### RECORD EXCERPTS
● ● ● ● ●

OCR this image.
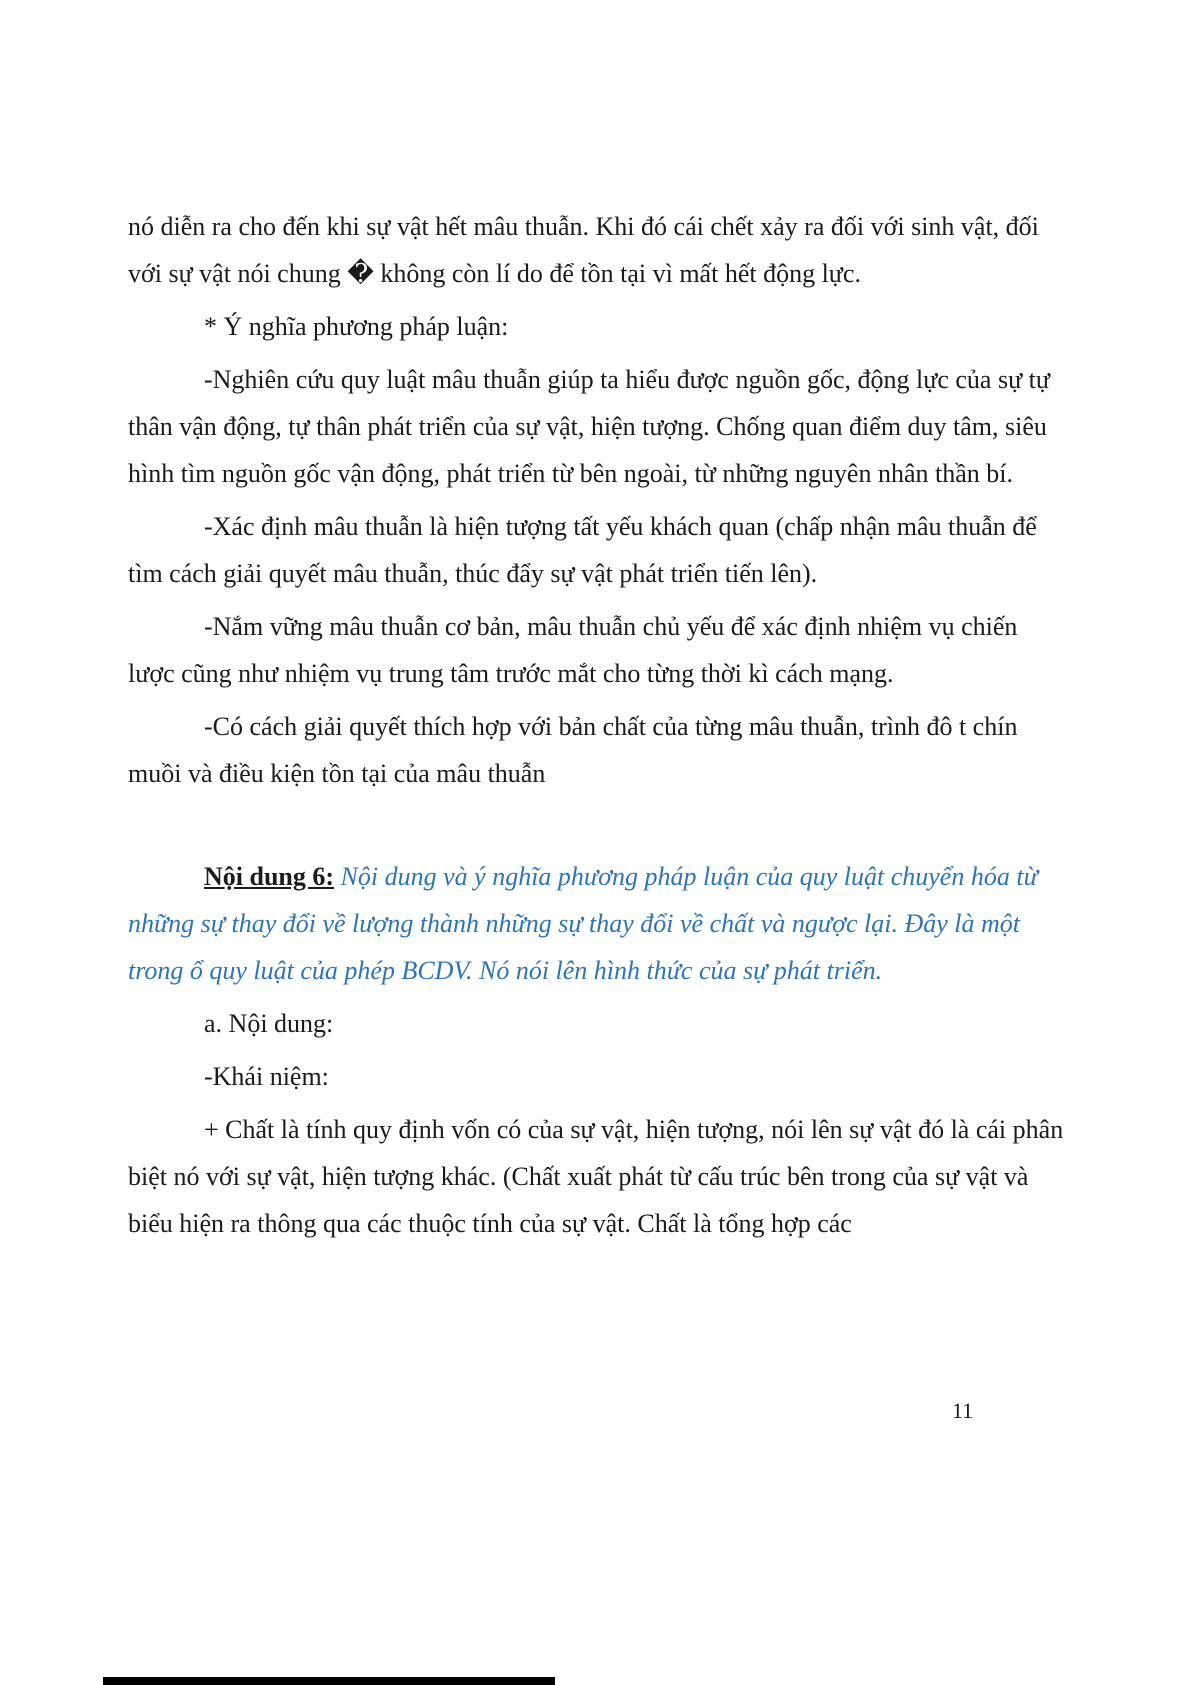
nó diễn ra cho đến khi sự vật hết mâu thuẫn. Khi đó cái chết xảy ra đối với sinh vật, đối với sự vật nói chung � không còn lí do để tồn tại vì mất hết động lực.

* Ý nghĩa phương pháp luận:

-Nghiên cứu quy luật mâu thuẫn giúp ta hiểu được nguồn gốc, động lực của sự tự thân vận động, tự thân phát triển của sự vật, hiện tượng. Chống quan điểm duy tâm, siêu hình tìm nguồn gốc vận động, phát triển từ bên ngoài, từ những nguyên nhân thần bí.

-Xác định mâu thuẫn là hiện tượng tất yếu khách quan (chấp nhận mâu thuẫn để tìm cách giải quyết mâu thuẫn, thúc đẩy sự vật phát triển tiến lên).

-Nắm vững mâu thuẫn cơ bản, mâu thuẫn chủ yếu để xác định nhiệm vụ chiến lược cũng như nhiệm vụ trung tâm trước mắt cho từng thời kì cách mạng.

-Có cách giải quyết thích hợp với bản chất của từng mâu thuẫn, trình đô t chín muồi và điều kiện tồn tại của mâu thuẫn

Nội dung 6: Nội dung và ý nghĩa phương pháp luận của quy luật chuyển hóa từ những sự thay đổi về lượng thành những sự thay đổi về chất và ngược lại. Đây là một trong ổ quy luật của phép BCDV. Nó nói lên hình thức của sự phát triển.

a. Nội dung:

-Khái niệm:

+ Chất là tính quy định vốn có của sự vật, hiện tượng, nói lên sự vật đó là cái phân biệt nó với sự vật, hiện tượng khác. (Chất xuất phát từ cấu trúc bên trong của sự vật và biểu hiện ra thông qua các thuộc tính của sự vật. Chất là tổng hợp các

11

● ● ● ● ●

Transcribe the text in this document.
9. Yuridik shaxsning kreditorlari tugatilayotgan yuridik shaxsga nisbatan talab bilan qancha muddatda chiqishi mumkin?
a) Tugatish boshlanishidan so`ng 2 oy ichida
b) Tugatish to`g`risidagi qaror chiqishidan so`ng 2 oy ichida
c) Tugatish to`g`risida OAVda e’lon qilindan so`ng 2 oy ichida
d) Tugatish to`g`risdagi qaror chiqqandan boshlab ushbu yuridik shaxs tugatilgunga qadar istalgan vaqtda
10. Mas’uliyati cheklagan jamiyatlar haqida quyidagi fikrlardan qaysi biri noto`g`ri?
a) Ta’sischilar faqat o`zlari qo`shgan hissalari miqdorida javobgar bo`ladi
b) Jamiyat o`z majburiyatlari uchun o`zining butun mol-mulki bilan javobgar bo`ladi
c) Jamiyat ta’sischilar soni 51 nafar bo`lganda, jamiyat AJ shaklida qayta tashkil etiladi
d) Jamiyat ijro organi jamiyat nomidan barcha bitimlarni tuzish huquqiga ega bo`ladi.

● ● ● ● ●

### WRITTEN REQUEST
Read through the entries and copy each line in which "quan" appears.

### PROBLEM SOLUTION
-Nghiên cứu quy luật mâu thuẫn giúp ta hiểu được nguồn gốc, động lực của sự tự thân vận động, tự thân phát triển của sự vật, hiện tượng. Chống quan điểm duy tâm, siêu hình tìm nguồn gốc vận động, phát triển từ bên ngoài, từ những nguyên nhân thần bí.
-Xác định mâu thuẫn là hiện tượng tất yếu khách quan (chấp nhận mâu thuẫn để tìm cách giải quyết mâu thuẫn, thúc đẩy sự vật phát triển tiến lên).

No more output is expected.